* _Objective_: Scan each line of the records for the word "name" and extract the ones that have it.
--- Start ---
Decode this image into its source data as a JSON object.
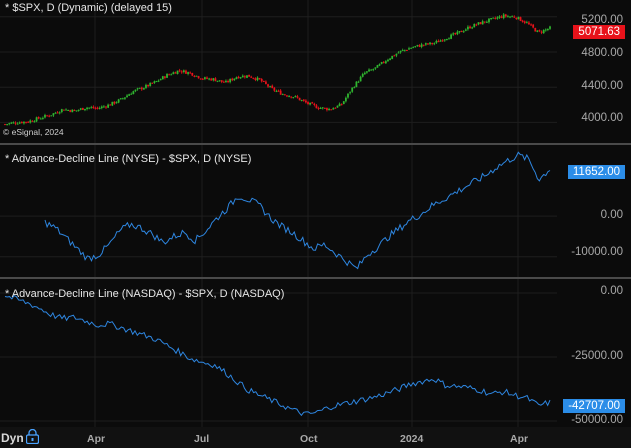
{
  "panels": {
    "spx": {
      "title": "* $SPX, D (Dynamic) (delayed 15)",
      "watermark": "© eSignal, 2024",
      "ticks": [
        "5200.00",
        "4800.00",
        "4400.00",
        "4000.00"
      ],
      "last_value": "5071.63",
      "badge_color": "#e8121a",
      "up_color": "#2fb52f",
      "down_color": "#e8121a"
    },
    "nyse": {
      "title": "* Advance-Decline Line (NYSE) - $SPX, D (NYSE)",
      "ticks": [
        "0.00",
        "-10000.00"
      ],
      "last_value": "11652.00",
      "line_color": "#2e86e0",
      "badge_color": "#2b8de8"
    },
    "nasdaq": {
      "title": "* Advance-Decline Line (NASDAQ) - $SPX, D (NASDAQ)",
      "ticks": [
        "0.00",
        "-25000.00",
        "-50000.00"
      ],
      "last_value": "-42707.00",
      "line_color": "#2e86e0",
      "badge_color": "#2b8de8"
    }
  },
  "x_axis": {
    "ticks": [
      "Apr",
      "Jul",
      "Oct",
      "2024",
      "Apr"
    ],
    "mode_label": "Dyn",
    "lock_icon": "lock-icon"
  },
  "chart_data": [
    {
      "type": "candlestick",
      "name": "$SPX",
      "ylim": [
        3800,
        5300
      ],
      "y": [
        3980,
        4000,
        4010,
        4050,
        4090,
        4150,
        4130,
        4170,
        4160,
        4200,
        4260,
        4350,
        4400,
        4460,
        4540,
        4590,
        4560,
        4500,
        4490,
        4450,
        4520,
        4530,
        4480,
        4380,
        4320,
        4290,
        4220,
        4170,
        4150,
        4200,
        4400,
        4560,
        4620,
        4720,
        4800,
        4850,
        4880,
        4900,
        4960,
        5010,
        5080,
        5130,
        5170,
        5210,
        5200,
        5130,
        5020,
        5071.63
      ]
    },
    {
      "type": "line",
      "name": "Advance-Decline Line (NYSE)",
      "ylim": [
        -14000,
        16000
      ],
      "y": [
        -1500,
        -3000,
        -5500,
        -8000,
        -10500,
        -9500,
        -7000,
        -3500,
        -2000,
        -3000,
        -4500,
        -6500,
        -5000,
        -4000,
        -6000,
        -3500,
        -500,
        2000,
        5000,
        4000,
        2500,
        -500,
        -2500,
        -4000,
        -6000,
        -8000,
        -7000,
        -9000,
        -11000,
        -13000,
        -9500,
        -7500,
        -5000,
        -3000,
        -1000,
        500,
        2500,
        4000,
        5500,
        7000,
        8500,
        10000,
        12000,
        13500,
        15000,
        14000,
        9000,
        11652
      ]
    },
    {
      "type": "line",
      "name": "Advance-Decline Line (NASDAQ)",
      "ylim": [
        -50000,
        0
      ],
      "y": [
        -1000,
        -2500,
        -4000,
        -6000,
        -8500,
        -10000,
        -9500,
        -11000,
        -12500,
        -12000,
        -13500,
        -15000,
        -16500,
        -18000,
        -20500,
        -23000,
        -25500,
        -27000,
        -28000,
        -31000,
        -34500,
        -38000,
        -40000,
        -42000,
        -44000,
        -46000,
        -47500,
        -46500,
        -44500,
        -43500,
        -42500,
        -41500,
        -40500,
        -39000,
        -37500,
        -35500,
        -34500,
        -33500,
        -36000,
        -36500,
        -37000,
        -38000,
        -39500,
        -38500,
        -40000,
        -41000,
        -44000,
        -42707
      ]
    }
  ]
}
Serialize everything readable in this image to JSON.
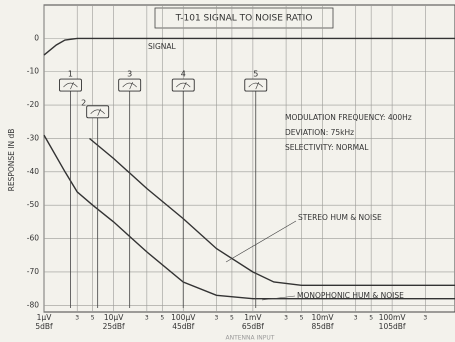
{
  "chart_data": {
    "type": "line",
    "title": "T-101   SIGNAL TO NOISE RATIO",
    "ylabel": "RESPONSE IN dB",
    "xlabel": "ANTENNA INPUT",
    "xscale": "log",
    "grid": true,
    "xlim": [
      1,
      800000
    ],
    "ylim": [
      -82,
      10
    ],
    "yticks": [
      0,
      -10,
      -20,
      -30,
      -40,
      -50,
      -60,
      -70,
      -80
    ],
    "xticks": [
      {
        "value": 1,
        "label": "1μV"
      },
      3,
      5,
      {
        "value": 10,
        "label": "10μV"
      },
      {
        "value": 30,
        "label": "3"
      },
      {
        "value": 50,
        "label": "5"
      },
      {
        "value": 100,
        "label": "100μV"
      },
      {
        "value": 300,
        "label": "3"
      },
      {
        "value": 500,
        "label": "5"
      },
      {
        "value": 1000,
        "label": "1mV"
      },
      {
        "value": 3000,
        "label": "3"
      },
      {
        "value": 5000,
        "label": "5"
      },
      {
        "value": 10000,
        "label": "10mV"
      },
      {
        "value": 30000,
        "label": "3"
      },
      {
        "value": 50000,
        "label": "5"
      },
      {
        "value": 100000,
        "label": "100mV"
      },
      {
        "value": 300000,
        "label": "3"
      }
    ],
    "xtick_dbf": [
      {
        "value": 1,
        "label": "5dBf"
      },
      {
        "value": 10,
        "label": "25dBf"
      },
      {
        "value": 100,
        "label": "45dBf"
      },
      {
        "value": 1000,
        "label": "65dBf"
      },
      {
        "value": 10000,
        "label": "85dBf"
      },
      {
        "value": 100000,
        "label": "105dBf"
      }
    ],
    "series": [
      {
        "name": "SIGNAL",
        "color": "#333333",
        "x": [
          1,
          1.5,
          2,
          3,
          800000
        ],
        "values": [
          -5,
          -2,
          -0.5,
          0,
          0
        ]
      },
      {
        "name": "STEREO HUM & NOISE",
        "color": "#333333",
        "x": [
          4.5,
          10,
          30,
          100,
          300,
          1000,
          2000,
          5000,
          800000
        ],
        "values": [
          -30,
          -36,
          -45,
          -54,
          -63,
          -70,
          -73,
          -74,
          -74
        ]
      },
      {
        "name": "MONOPHONIC HUM & NOISE",
        "color": "#333333",
        "x": [
          1,
          2,
          3,
          5,
          10,
          30,
          100,
          300,
          1000,
          800000
        ],
        "values": [
          -29,
          -40,
          -46,
          -50,
          -55,
          -64,
          -73,
          -77,
          -78,
          -78
        ]
      }
    ],
    "meters": [
      {
        "label": "1",
        "x": 2.4,
        "y": -14
      },
      {
        "label": "2",
        "x": 5.9,
        "y": -22
      },
      {
        "label": "3",
        "x": 17,
        "y": -14
      },
      {
        "label": "4",
        "x": 100,
        "y": -14
      },
      {
        "label": "5",
        "x": 1100,
        "y": -14
      }
    ],
    "notes": [
      "MODULATION FREQUENCY: 400Hz",
      "DEVIATION: 75kHz",
      "SELECTIVITY: NORMAL"
    ]
  }
}
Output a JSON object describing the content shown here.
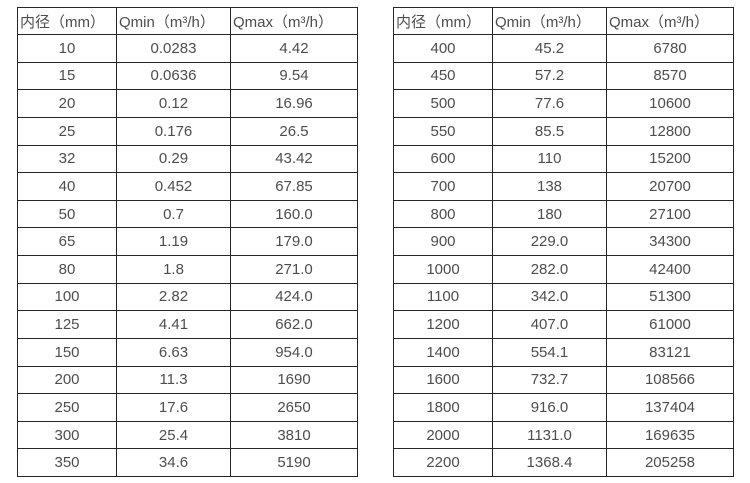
{
  "colors": {
    "background": "#ffffff",
    "border": "#262626",
    "text": "#4d4d4d"
  },
  "tables": [
    {
      "name": "flow-spec-table-small-diameters",
      "headers": [
        "内径（mm）",
        "Qmin（m³/h）",
        "Qmax（m³/h）"
      ],
      "rows": [
        [
          "10",
          "0.0283",
          "4.42"
        ],
        [
          "15",
          "0.0636",
          "9.54"
        ],
        [
          "20",
          "0.12",
          "16.96"
        ],
        [
          "25",
          "0.176",
          "26.5"
        ],
        [
          "32",
          "0.29",
          "43.42"
        ],
        [
          "40",
          "0.452",
          "67.85"
        ],
        [
          "50",
          "0.7",
          "160.0"
        ],
        [
          "65",
          "1.19",
          "179.0"
        ],
        [
          "80",
          "1.8",
          "271.0"
        ],
        [
          "100",
          "2.82",
          "424.0"
        ],
        [
          "125",
          "4.41",
          "662.0"
        ],
        [
          "150",
          "6.63",
          "954.0"
        ],
        [
          "200",
          "11.3",
          "1690"
        ],
        [
          "250",
          "17.6",
          "2650"
        ],
        [
          "300",
          "25.4",
          "3810"
        ],
        [
          "350",
          "34.6",
          "5190"
        ]
      ]
    },
    {
      "name": "flow-spec-table-large-diameters",
      "headers": [
        "内径（mm）",
        "Qmin（m³/h）",
        "Qmax（m³/h）"
      ],
      "rows": [
        [
          "400",
          "45.2",
          "6780"
        ],
        [
          "450",
          "57.2",
          "8570"
        ],
        [
          "500",
          "77.6",
          "10600"
        ],
        [
          "550",
          "85.5",
          "12800"
        ],
        [
          "600",
          "110",
          "15200"
        ],
        [
          "700",
          "138",
          "20700"
        ],
        [
          "800",
          "180",
          "27100"
        ],
        [
          "900",
          "229.0",
          "34300"
        ],
        [
          "1000",
          "282.0",
          "42400"
        ],
        [
          "1100",
          "342.0",
          "51300"
        ],
        [
          "1200",
          "407.0",
          "61000"
        ],
        [
          "1400",
          "554.1",
          "83121"
        ],
        [
          "1600",
          "732.7",
          "108566"
        ],
        [
          "1800",
          "916.0",
          "137404"
        ],
        [
          "2000",
          "1131.0",
          "169635"
        ],
        [
          "2200",
          "1368.4",
          "205258"
        ]
      ]
    }
  ]
}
--- End ---
* _Answer_:
      "name": "$SPX",
      "name": "Advance-Decline Line (NYSE)",
      "name": "Advance-Decline Line (NASDAQ)",
        "name": "SIGNAL",
        "name": "STEREO HUM & NOISE",
        "name": "MONOPHONIC HUM & NOISE",
      "name": "flow-spec-table-small-diameters",
      "name": "flow-spec-table-large-diameters",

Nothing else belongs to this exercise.